[Your objective]: Scan the records for the word "months". Copy each line that includes it.

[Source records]
◆ ◆ ◆ ◆ ◆

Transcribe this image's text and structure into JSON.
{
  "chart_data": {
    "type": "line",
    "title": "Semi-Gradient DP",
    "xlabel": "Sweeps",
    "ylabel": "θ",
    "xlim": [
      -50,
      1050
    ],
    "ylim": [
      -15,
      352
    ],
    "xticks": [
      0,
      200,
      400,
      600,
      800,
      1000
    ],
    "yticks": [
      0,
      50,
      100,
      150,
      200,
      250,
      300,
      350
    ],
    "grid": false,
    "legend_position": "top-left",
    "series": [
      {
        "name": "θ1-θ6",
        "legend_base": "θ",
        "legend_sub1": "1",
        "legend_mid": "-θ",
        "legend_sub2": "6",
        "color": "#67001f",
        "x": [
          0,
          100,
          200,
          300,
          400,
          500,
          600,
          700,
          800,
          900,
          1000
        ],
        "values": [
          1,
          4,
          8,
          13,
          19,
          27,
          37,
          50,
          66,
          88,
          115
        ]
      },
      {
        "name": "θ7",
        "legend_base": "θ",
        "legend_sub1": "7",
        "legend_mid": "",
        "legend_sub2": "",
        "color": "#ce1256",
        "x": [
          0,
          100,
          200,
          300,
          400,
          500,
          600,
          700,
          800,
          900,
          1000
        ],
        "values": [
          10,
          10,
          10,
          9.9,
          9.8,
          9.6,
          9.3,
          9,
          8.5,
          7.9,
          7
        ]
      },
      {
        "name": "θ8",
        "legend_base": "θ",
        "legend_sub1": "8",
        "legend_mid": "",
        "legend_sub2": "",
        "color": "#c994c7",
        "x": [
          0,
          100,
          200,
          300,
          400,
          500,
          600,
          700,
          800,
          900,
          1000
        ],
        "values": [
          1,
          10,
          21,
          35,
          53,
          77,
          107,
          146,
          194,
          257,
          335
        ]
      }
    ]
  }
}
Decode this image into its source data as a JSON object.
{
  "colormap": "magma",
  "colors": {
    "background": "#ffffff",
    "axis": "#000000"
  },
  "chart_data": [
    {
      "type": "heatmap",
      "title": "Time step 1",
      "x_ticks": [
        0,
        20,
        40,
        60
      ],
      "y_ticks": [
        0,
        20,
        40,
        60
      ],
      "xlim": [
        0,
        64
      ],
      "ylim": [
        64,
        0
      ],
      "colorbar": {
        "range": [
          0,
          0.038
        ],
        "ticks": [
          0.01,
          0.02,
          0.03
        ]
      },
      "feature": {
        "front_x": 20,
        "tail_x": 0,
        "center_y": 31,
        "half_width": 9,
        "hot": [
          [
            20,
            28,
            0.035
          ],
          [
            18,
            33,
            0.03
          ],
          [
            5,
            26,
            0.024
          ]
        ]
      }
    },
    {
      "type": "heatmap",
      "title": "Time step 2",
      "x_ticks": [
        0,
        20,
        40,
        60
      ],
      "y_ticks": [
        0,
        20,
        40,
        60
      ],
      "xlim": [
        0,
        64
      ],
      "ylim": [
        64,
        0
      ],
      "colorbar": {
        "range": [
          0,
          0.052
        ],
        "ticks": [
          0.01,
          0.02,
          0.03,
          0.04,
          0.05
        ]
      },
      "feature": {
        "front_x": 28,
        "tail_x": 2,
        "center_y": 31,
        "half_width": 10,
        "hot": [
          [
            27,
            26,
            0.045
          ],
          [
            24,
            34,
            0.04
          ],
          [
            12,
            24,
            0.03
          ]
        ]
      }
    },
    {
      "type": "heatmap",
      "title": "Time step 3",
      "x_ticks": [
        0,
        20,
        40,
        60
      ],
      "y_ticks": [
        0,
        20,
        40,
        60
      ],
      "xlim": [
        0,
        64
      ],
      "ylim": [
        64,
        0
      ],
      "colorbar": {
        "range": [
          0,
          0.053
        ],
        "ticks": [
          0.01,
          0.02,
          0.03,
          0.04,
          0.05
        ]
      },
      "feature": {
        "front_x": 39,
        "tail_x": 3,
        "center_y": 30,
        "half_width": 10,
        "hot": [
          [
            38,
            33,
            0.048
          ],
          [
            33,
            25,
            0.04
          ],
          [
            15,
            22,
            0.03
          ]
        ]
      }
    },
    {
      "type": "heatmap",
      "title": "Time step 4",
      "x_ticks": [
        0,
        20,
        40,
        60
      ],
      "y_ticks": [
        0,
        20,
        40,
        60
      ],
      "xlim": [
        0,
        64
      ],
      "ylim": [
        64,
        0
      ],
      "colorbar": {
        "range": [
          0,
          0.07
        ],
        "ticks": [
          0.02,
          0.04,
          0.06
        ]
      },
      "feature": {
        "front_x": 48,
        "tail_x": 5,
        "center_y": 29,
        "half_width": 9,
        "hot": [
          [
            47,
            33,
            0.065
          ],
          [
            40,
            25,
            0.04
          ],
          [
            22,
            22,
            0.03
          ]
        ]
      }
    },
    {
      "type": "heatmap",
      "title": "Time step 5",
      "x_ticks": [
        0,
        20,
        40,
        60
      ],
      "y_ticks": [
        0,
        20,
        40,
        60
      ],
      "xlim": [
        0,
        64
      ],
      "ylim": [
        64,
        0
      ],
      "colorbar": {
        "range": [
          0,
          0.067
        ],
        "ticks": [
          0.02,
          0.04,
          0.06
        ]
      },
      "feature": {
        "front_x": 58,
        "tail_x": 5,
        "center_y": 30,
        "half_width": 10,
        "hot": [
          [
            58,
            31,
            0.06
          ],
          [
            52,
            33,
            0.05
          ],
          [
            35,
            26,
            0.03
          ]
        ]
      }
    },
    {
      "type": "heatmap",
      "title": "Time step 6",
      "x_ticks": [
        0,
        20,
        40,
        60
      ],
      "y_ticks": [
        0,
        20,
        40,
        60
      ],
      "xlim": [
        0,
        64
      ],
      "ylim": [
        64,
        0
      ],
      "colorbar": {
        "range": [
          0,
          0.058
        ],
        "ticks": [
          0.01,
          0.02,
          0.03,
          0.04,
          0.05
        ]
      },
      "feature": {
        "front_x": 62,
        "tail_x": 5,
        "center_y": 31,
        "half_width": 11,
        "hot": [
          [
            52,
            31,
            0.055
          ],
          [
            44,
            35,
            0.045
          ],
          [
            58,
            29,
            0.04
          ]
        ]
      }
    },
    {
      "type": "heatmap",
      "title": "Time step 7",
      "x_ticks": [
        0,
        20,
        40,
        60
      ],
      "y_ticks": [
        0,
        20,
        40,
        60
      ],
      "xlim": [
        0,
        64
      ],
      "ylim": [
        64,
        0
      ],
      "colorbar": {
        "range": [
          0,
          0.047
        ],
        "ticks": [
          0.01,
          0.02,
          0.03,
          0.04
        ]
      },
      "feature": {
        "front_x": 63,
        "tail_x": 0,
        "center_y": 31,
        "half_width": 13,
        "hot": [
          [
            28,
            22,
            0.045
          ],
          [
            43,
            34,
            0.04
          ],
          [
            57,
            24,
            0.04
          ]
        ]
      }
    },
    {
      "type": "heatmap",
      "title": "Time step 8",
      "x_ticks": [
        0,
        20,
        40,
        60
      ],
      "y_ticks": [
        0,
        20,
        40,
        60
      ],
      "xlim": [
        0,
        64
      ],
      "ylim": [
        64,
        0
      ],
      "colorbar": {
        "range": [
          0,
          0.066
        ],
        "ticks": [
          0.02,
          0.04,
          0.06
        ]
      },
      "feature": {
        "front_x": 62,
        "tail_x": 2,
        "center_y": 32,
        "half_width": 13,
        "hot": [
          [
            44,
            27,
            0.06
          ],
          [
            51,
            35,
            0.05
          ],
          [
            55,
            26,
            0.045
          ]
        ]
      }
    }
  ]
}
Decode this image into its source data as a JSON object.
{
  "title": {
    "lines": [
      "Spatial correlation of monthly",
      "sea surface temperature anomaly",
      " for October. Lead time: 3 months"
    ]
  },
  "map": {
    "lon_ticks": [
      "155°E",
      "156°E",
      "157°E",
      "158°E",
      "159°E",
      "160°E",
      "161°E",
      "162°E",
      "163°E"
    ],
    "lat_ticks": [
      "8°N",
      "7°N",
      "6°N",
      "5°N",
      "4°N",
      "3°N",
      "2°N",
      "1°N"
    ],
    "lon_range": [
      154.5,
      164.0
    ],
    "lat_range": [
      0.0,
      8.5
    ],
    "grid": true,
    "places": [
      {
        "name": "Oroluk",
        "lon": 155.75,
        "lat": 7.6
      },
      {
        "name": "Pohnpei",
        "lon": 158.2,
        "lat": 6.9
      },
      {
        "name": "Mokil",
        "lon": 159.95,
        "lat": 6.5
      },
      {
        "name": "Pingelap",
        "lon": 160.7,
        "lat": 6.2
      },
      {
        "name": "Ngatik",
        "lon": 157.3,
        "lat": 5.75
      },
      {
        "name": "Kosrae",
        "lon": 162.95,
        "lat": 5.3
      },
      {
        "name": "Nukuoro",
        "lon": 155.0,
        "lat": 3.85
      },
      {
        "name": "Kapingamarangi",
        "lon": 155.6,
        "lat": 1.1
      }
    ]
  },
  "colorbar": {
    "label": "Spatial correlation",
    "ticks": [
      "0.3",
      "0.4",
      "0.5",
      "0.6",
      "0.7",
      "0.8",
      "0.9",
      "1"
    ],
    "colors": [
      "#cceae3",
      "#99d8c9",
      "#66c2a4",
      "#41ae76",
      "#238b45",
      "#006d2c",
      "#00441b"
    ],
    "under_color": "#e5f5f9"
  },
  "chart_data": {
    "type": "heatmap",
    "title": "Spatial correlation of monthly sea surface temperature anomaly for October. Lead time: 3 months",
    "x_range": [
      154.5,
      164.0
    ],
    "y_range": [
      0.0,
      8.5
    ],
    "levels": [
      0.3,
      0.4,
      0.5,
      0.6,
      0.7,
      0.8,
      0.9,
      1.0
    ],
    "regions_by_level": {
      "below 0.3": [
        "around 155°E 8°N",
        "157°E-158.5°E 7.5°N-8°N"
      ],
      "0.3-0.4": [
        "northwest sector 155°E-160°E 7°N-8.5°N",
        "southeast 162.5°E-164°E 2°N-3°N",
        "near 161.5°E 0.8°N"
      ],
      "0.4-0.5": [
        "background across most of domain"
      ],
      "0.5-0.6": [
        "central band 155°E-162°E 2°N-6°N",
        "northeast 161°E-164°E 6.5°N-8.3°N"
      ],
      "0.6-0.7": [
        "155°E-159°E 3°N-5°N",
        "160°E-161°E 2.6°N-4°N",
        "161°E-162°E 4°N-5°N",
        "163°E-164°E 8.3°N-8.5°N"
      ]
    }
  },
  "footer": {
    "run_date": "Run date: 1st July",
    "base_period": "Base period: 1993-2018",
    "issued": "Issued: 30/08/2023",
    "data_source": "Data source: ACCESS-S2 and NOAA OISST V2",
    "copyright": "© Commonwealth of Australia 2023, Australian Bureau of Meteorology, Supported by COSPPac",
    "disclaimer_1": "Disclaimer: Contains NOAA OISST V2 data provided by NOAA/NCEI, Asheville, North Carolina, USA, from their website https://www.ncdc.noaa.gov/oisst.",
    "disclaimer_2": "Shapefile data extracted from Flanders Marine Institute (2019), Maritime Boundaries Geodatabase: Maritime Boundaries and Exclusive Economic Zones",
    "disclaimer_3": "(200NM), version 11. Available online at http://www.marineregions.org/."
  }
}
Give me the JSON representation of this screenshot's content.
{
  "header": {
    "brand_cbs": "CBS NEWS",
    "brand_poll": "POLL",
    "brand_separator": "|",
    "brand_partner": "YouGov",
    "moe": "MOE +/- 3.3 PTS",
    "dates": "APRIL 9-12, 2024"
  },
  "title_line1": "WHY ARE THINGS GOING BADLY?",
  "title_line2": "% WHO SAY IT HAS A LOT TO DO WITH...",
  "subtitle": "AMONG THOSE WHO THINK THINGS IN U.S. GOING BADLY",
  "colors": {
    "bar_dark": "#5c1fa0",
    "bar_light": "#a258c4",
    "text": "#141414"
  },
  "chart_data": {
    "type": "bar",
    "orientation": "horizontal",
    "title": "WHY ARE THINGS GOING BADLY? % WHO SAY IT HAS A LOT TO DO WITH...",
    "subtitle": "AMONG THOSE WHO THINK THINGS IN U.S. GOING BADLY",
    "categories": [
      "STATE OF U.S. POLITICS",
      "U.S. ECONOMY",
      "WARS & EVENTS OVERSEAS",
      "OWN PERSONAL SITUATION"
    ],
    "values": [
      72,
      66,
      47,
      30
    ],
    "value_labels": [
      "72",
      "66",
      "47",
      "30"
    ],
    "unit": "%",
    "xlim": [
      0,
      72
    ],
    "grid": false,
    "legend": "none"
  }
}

◆ ◆ ◆ ◆ ◆

[Task output]:
      " for October. Lead time: 3 months"
    "title": "Spatial correlation of monthly sea surface temperature anomaly for October. Lead time: 3 months",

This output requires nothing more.